■ Stored rows:
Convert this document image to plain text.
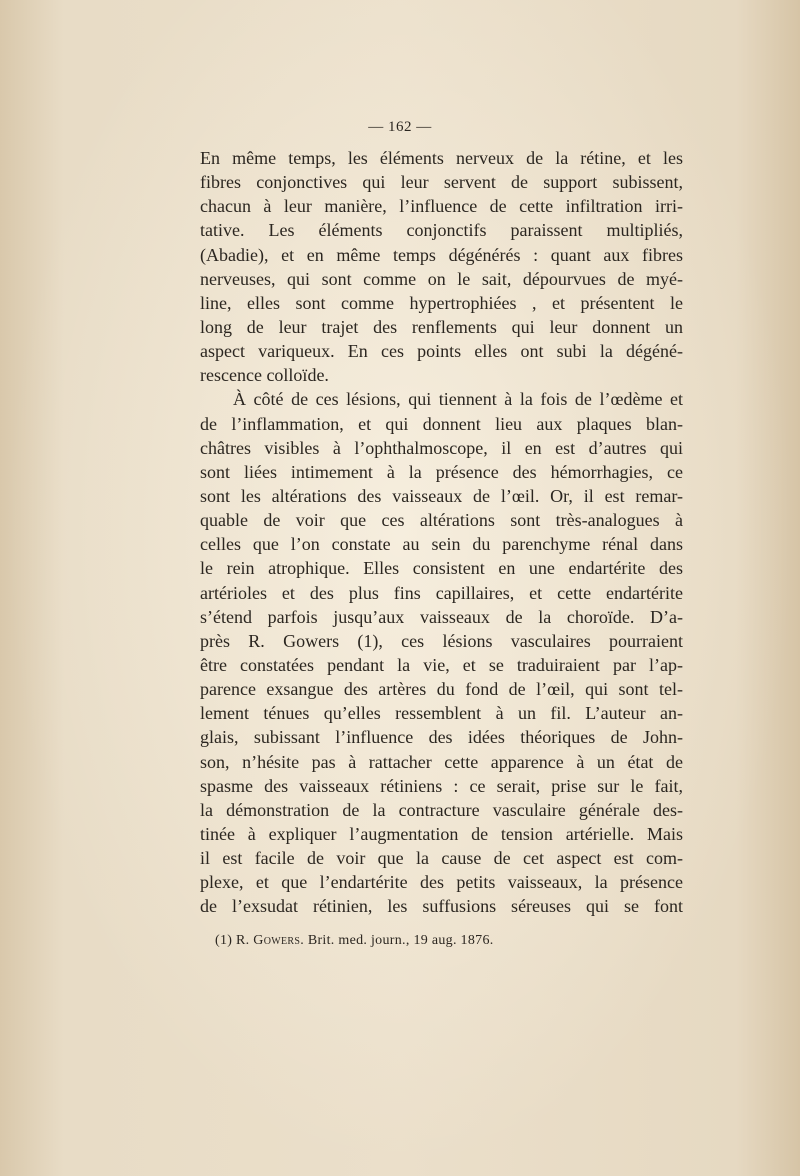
— 162 —
En même temps, les éléments nerveux de la rétine, et les
fibres conjonctives qui leur servent de support subissent,
chacun à leur manière, l’influence de cette infiltration irri-
tative. Les éléments conjonctifs paraissent multipliés,
(Abadie), et en même temps dégénérés : quant aux fibres
nerveuses, qui sont comme on le sait, dépourvues de myé-
line, elles sont comme hypertrophiées , et présentent le
long de leur trajet des renflements qui leur donnent un
aspect variqueux. En ces points elles ont subi la dégéné-
rescence colloïde.
À côté de ces lésions, qui tiennent à la fois de l’œdème et
de l’inflammation, et qui donnent lieu aux plaques blan-
châtres visibles à l’ophthalmoscope, il en est d’autres qui
sont liées intimement à la présence des hémorrhagies, ce
sont les altérations des vaisseaux de l’œil. Or, il est remar-
quable de voir que ces altérations sont très-analogues à
celles que l’on constate au sein du parenchyme rénal dans
le rein atrophique. Elles consistent en une endartérite des
artérioles et des plus fins capillaires, et cette endartérite
s’étend parfois jusqu’aux vaisseaux de la choroïde. D’a-
près R. Gowers (1), ces lésions vasculaires pourraient
être constatées pendant la vie, et se traduiraient par l’ap-
parence exsangue des artères du fond de l’œil, qui sont tel-
lement ténues qu’elles ressemblent à un fil. L’auteur an-
glais, subissant l’influence des idées théoriques de John-
son, n’hésite pas à rattacher cette apparence à un état de
spasme des vaisseaux rétiniens : ce serait, prise sur le fait,
la démonstration de la contracture vasculaire générale des-
tinée à expliquer l’augmentation de tension artérielle. Mais
il est facile de voir que la cause de cet aspect est com-
plexe, et que l’endartérite des petits vaisseaux, la présence
de l’exsudat rétinien, les suffusions séreuses qui se font
(1) R. Gowers. Brit. med. journ., 19 aug. 1876.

■ Task statement:
Quote the material word for word, dropping any images it holds.

■ Result:
Convert this document image to plain text.
— 162 —
En même temps, les éléments nerveux de la rétine, et les
fibres conjonctives qui leur servent de support subissent,
chacun à leur manière, l’influence de cette infiltration irri-
tative. Les éléments conjonctifs paraissent multipliés,
(Abadie), et en même temps dégénérés : quant aux fibres
nerveuses, qui sont comme on le sait, dépourvues de myé-
line, elles sont comme hypertrophiées , et présentent le
long de leur trajet des renflements qui leur donnent un
aspect variqueux. En ces points elles ont subi la dégéné-
rescence colloïde.
À côté de ces lésions, qui tiennent à la fois de l’œdème et
de l’inflammation, et qui donnent lieu aux plaques blan-
châtres visibles à l’ophthalmoscope, il en est d’autres qui
sont liées intimement à la présence des hémorrhagies, ce
sont les altérations des vaisseaux de l’œil. Or, il est remar-
quable de voir que ces altérations sont très-analogues à
celles que l’on constate au sein du parenchyme rénal dans
le rein atrophique. Elles consistent en une endartérite des
artérioles et des plus fins capillaires, et cette endartérite
s’étend parfois jusqu’aux vaisseaux de la choroïde. D’a-
près R. Gowers (1), ces lésions vasculaires pourraient
être constatées pendant la vie, et se traduiraient par l’ap-
parence exsangue des artères du fond de l’œil, qui sont tel-
lement ténues qu’elles ressemblent à un fil. L’auteur an-
glais, subissant l’influence des idées théoriques de John-
son, n’hésite pas à rattacher cette apparence à un état de
spasme des vaisseaux rétiniens : ce serait, prise sur le fait,
la démonstration de la contracture vasculaire générale des-
tinée à expliquer l’augmentation de tension artérielle. Mais
il est facile de voir que la cause de cet aspect est com-
plexe, et que l’endartérite des petits vaisseaux, la présence
de l’exsudat rétinien, les suffusions séreuses qui se font
(1) R. Gowers. Brit. med. journ., 19 aug. 1876.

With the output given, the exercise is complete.